** Start of Given entries **
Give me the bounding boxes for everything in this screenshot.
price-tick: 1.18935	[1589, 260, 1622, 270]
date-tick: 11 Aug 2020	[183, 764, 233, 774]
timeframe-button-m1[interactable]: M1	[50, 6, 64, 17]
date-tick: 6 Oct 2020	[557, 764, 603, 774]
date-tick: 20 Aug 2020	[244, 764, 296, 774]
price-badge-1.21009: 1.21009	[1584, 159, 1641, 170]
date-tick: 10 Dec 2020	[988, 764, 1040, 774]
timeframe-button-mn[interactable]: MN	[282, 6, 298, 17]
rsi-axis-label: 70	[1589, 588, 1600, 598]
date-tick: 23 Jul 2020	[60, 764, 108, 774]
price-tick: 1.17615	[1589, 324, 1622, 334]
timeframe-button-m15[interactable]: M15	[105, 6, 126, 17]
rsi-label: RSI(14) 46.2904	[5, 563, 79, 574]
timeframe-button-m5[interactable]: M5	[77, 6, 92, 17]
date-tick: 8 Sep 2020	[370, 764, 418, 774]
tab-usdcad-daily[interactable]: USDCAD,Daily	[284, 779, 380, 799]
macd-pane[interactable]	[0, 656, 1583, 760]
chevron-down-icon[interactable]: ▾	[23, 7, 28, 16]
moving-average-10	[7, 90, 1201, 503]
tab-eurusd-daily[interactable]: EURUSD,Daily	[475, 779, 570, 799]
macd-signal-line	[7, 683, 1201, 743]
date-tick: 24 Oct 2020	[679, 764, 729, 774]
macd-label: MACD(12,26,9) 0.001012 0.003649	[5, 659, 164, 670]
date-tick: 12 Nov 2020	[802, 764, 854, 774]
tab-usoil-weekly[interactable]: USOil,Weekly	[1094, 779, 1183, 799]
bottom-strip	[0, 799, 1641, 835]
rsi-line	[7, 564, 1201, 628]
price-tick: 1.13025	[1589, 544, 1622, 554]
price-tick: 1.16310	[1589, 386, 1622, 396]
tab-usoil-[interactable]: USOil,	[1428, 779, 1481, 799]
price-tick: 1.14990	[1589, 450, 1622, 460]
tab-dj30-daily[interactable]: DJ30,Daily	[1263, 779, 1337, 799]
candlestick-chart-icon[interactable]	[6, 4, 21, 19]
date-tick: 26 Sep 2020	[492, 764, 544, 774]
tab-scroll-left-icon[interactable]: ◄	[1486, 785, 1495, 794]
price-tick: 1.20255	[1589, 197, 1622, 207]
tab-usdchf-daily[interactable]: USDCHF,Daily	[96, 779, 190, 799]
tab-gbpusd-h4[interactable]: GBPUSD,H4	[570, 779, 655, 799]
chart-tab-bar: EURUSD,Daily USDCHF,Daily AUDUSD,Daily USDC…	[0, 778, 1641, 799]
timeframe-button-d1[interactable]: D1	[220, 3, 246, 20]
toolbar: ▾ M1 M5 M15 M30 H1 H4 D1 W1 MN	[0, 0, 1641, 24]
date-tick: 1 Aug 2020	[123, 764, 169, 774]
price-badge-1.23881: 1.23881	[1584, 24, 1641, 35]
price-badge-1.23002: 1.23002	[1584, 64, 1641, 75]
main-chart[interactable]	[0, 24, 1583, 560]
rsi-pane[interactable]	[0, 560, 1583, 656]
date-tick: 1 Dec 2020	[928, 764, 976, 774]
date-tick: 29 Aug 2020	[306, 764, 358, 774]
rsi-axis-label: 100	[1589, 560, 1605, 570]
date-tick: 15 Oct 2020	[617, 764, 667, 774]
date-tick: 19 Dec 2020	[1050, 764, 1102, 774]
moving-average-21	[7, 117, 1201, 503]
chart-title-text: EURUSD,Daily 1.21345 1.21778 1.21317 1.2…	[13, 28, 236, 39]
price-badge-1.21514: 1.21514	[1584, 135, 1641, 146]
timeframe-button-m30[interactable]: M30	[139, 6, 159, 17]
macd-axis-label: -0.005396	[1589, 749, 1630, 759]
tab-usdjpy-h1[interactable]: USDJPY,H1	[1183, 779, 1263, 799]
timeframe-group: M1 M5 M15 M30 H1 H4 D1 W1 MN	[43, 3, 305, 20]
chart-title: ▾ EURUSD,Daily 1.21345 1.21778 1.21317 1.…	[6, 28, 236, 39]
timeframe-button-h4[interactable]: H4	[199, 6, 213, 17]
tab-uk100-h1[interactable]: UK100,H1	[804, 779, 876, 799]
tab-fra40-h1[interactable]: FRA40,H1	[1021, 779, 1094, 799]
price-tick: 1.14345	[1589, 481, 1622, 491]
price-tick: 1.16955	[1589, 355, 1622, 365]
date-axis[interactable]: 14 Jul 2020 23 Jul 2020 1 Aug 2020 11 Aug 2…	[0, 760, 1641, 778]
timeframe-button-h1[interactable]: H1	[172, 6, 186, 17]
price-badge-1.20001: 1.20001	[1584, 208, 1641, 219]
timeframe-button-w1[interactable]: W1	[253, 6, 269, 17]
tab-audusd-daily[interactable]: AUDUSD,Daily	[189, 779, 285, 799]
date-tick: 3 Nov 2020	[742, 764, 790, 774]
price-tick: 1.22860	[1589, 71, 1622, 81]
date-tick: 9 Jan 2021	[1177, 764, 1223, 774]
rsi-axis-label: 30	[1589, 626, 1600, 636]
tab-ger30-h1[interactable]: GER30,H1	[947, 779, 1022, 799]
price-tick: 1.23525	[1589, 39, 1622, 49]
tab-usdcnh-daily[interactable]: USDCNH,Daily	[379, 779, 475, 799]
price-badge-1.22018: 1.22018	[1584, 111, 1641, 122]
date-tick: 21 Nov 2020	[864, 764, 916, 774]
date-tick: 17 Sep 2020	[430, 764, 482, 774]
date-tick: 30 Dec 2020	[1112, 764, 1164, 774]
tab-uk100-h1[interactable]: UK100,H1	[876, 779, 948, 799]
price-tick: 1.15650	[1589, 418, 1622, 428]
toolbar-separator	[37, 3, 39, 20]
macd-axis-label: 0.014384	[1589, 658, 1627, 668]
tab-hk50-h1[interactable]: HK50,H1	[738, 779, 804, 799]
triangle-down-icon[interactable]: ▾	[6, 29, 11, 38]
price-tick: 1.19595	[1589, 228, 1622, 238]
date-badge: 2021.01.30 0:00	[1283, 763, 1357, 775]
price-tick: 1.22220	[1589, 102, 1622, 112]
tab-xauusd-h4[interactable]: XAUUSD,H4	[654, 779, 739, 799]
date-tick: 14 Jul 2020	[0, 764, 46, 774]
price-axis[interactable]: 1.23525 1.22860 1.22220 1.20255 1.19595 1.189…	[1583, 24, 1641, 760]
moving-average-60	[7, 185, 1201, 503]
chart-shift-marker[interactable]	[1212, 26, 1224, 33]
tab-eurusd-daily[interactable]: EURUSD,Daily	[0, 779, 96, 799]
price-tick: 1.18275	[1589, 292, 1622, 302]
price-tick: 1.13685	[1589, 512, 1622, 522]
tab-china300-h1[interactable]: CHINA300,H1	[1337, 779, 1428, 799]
** End of Given entries **
Required work
How many lines of the material above contain the string "title"? Reply with the number alone.

Correct output
2